◆ **What you are asked to do**
Retype every line of the material below, keeping each character the same.

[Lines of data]
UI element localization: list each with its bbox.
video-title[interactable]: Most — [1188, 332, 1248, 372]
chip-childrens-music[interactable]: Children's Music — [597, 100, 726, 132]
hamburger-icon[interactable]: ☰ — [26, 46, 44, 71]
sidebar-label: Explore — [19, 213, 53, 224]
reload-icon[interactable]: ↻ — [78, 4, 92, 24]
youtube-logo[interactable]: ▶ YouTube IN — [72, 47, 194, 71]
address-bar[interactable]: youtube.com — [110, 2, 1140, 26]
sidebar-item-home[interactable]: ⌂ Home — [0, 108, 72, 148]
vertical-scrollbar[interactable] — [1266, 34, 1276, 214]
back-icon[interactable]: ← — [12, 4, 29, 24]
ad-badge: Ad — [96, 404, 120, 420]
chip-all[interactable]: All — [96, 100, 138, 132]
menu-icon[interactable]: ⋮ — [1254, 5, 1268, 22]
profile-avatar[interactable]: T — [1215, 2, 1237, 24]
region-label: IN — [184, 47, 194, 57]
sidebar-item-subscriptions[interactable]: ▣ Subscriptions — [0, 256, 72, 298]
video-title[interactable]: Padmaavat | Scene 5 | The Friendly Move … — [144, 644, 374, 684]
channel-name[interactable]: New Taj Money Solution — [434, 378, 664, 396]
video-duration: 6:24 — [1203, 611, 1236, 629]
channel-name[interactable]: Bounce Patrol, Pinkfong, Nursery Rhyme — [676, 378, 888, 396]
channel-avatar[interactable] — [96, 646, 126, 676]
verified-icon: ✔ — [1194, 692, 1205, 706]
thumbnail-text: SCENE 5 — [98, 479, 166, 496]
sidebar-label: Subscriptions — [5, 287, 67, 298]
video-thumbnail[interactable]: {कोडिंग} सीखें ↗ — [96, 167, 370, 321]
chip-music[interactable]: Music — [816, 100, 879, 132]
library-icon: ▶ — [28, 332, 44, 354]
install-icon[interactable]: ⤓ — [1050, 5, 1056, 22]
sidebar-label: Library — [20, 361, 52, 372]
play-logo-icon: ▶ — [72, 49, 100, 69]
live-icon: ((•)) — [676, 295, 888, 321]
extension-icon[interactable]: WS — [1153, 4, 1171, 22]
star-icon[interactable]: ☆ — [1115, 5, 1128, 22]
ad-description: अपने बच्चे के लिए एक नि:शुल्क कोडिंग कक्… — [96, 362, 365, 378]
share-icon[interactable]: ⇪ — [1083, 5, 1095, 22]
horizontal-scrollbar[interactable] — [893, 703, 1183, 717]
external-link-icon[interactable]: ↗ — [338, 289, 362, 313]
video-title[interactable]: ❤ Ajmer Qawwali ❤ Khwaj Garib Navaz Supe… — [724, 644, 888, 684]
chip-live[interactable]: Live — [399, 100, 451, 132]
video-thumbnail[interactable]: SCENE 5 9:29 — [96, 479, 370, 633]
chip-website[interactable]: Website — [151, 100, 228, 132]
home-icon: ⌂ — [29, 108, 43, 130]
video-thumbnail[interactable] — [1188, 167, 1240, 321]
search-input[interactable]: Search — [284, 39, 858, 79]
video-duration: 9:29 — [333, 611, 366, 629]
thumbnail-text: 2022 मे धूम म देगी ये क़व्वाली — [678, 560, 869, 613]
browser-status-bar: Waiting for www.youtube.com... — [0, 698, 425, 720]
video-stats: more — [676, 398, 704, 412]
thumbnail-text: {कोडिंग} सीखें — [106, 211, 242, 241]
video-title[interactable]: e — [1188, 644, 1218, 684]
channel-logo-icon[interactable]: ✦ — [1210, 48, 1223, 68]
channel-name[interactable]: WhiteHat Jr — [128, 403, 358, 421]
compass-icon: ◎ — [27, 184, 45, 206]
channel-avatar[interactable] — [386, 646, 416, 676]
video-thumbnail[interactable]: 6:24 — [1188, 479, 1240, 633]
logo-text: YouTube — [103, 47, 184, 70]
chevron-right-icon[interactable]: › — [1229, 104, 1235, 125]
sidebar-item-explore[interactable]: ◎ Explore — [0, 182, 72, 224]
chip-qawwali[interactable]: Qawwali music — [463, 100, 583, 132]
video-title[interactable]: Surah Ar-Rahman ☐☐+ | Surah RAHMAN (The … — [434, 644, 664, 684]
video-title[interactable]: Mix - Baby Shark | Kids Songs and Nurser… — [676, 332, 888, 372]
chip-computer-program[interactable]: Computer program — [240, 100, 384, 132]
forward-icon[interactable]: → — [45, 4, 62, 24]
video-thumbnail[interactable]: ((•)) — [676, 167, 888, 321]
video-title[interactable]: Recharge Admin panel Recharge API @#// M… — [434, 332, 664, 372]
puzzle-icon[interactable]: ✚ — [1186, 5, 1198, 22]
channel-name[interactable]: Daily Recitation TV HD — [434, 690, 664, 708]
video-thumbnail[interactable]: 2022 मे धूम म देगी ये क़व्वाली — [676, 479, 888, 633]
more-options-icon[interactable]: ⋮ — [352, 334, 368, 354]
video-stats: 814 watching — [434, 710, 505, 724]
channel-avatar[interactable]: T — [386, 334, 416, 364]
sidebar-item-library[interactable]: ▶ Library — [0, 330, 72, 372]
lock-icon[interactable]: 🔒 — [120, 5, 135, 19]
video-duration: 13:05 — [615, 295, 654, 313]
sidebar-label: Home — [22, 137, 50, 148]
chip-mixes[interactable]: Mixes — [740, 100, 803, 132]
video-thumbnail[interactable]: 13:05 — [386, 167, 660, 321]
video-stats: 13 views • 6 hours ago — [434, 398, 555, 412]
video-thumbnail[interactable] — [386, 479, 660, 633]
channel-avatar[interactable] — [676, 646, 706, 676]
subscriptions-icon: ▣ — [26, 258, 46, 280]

◆ **Complete output**
UI element localization: list each with its bbox.
video-title[interactable]: Most — [1188, 332, 1248, 372]
chip-childrens-music[interactable]: Children's Music — [597, 100, 726, 132]
hamburger-icon[interactable]: ☰ — [26, 46, 44, 71]
sidebar-label: Explore — [19, 213, 53, 224]
reload-icon[interactable]: ↻ — [78, 4, 92, 24]
youtube-logo[interactable]: ▶ YouTube IN — [72, 47, 194, 71]
address-bar[interactable]: youtube.com — [110, 2, 1140, 26]
sidebar-item-home[interactable]: ⌂ Home — [0, 108, 72, 148]
vertical-scrollbar[interactable] — [1266, 34, 1276, 214]
back-icon[interactable]: ← — [12, 4, 29, 24]
ad-badge: Ad — [96, 404, 120, 420]
chip-all[interactable]: All — [96, 100, 138, 132]
menu-icon[interactable]: ⋮ — [1254, 5, 1268, 22]
profile-avatar[interactable]: T — [1215, 2, 1237, 24]
region-label: IN — [184, 47, 194, 57]
sidebar-item-subscriptions[interactable]: ▣ Subscriptions — [0, 256, 72, 298]
video-title[interactable]: Padmaavat | Scene 5 | The Friendly Move … — [144, 644, 374, 684]
channel-name[interactable]: New Taj Money Solution — [434, 378, 664, 396]
video-duration: 6:24 — [1203, 611, 1236, 629]
channel-name[interactable]: Bounce Patrol, Pinkfong, Nursery Rhyme — [676, 378, 888, 396]
channel-avatar[interactable] — [96, 646, 126, 676]
verified-icon: ✔ — [1194, 692, 1205, 706]
thumbnail-text: SCENE 5 — [98, 479, 166, 496]
sidebar-label: Subscriptions — [5, 287, 67, 298]
video-thumbnail[interactable]: {कोडिंग} सीखें ↗ — [96, 167, 370, 321]
chip-music[interactable]: Music — [816, 100, 879, 132]
library-icon: ▶ — [28, 332, 44, 354]
install-icon[interactable]: ⤓ — [1050, 5, 1056, 22]
sidebar-label: Library — [20, 361, 52, 372]
play-logo-icon: ▶ — [72, 49, 100, 69]
live-icon: ((•)) — [676, 295, 888, 321]
extension-icon[interactable]: WS — [1153, 4, 1171, 22]
star-icon[interactable]: ☆ — [1115, 5, 1128, 22]
ad-description: अपने बच्चे के लिए एक नि:शुल्क कोडिंग कक्… — [96, 362, 365, 378]
share-icon[interactable]: ⇪ — [1083, 5, 1095, 22]
horizontal-scrollbar[interactable] — [893, 703, 1183, 717]
external-link-icon[interactable]: ↗ — [338, 289, 362, 313]
video-title[interactable]: ❤ Ajmer Qawwali ❤ Khwaj Garib Navaz Supe… — [724, 644, 888, 684]
chip-live[interactable]: Live — [399, 100, 451, 132]
video-thumbnail[interactable]: SCENE 5 9:29 — [96, 479, 370, 633]
chip-website[interactable]: Website — [151, 100, 228, 132]
home-icon: ⌂ — [29, 108, 43, 130]
video-thumbnail[interactable] — [1188, 167, 1240, 321]
search-input[interactable]: Search — [284, 39, 858, 79]
video-duration: 9:29 — [333, 611, 366, 629]
thumbnail-text: 2022 मे धूम म देगी ये क़व्वाली — [678, 560, 869, 613]
browser-status-bar: Waiting for www.youtube.com... — [0, 698, 425, 720]
video-stats: more — [676, 398, 704, 412]
thumbnail-text: {कोडिंग} सीखें — [106, 211, 242, 241]
video-title[interactable]: e — [1188, 644, 1218, 684]
channel-logo-icon[interactable]: ✦ — [1210, 48, 1223, 68]
channel-name[interactable]: WhiteHat Jr — [128, 403, 358, 421]
compass-icon: ◎ — [27, 184, 45, 206]
channel-avatar[interactable] — [386, 646, 416, 676]
video-thumbnail[interactable]: 6:24 — [1188, 479, 1240, 633]
logo-text: YouTube — [103, 47, 184, 70]
chevron-right-icon[interactable]: › — [1229, 104, 1235, 125]
sidebar-item-explore[interactable]: ◎ Explore — [0, 182, 72, 224]
chip-qawwali[interactable]: Qawwali music — [463, 100, 583, 132]
video-title[interactable]: Surah Ar-Rahman ☐☐+ | Surah RAHMAN (The … — [434, 644, 664, 684]
video-title[interactable]: Mix - Baby Shark | Kids Songs and Nurser… — [676, 332, 888, 372]
chip-computer-program[interactable]: Computer program — [240, 100, 384, 132]
forward-icon[interactable]: → — [45, 4, 62, 24]
video-thumbnail[interactable]: ((•)) — [676, 167, 888, 321]
video-title[interactable]: Recharge Admin panel Recharge API @#// M… — [434, 332, 664, 372]
puzzle-icon[interactable]: ✚ — [1186, 5, 1198, 22]
channel-name[interactable]: Daily Recitation TV HD — [434, 690, 664, 708]
video-thumbnail[interactable]: 2022 मे धूम म देगी ये क़व्वाली — [676, 479, 888, 633]
more-options-icon[interactable]: ⋮ — [352, 334, 368, 354]
video-stats: 814 watching — [434, 710, 505, 724]
channel-avatar[interactable]: T — [386, 334, 416, 364]
sidebar-item-library[interactable]: ▶ Library — [0, 330, 72, 372]
lock-icon[interactable]: 🔒 — [120, 5, 135, 19]
video-duration: 13:05 — [615, 295, 654, 313]
sidebar-label: Home — [22, 137, 50, 148]
chip-mixes[interactable]: Mixes — [740, 100, 803, 132]
video-thumbnail[interactable]: 13:05 — [386, 167, 660, 321]
video-stats: 13 views • 6 hours ago — [434, 398, 555, 412]
video-thumbnail[interactable] — [386, 479, 660, 633]
channel-avatar[interactable] — [676, 646, 706, 676]
subscriptions-icon: ▣ — [26, 258, 46, 280]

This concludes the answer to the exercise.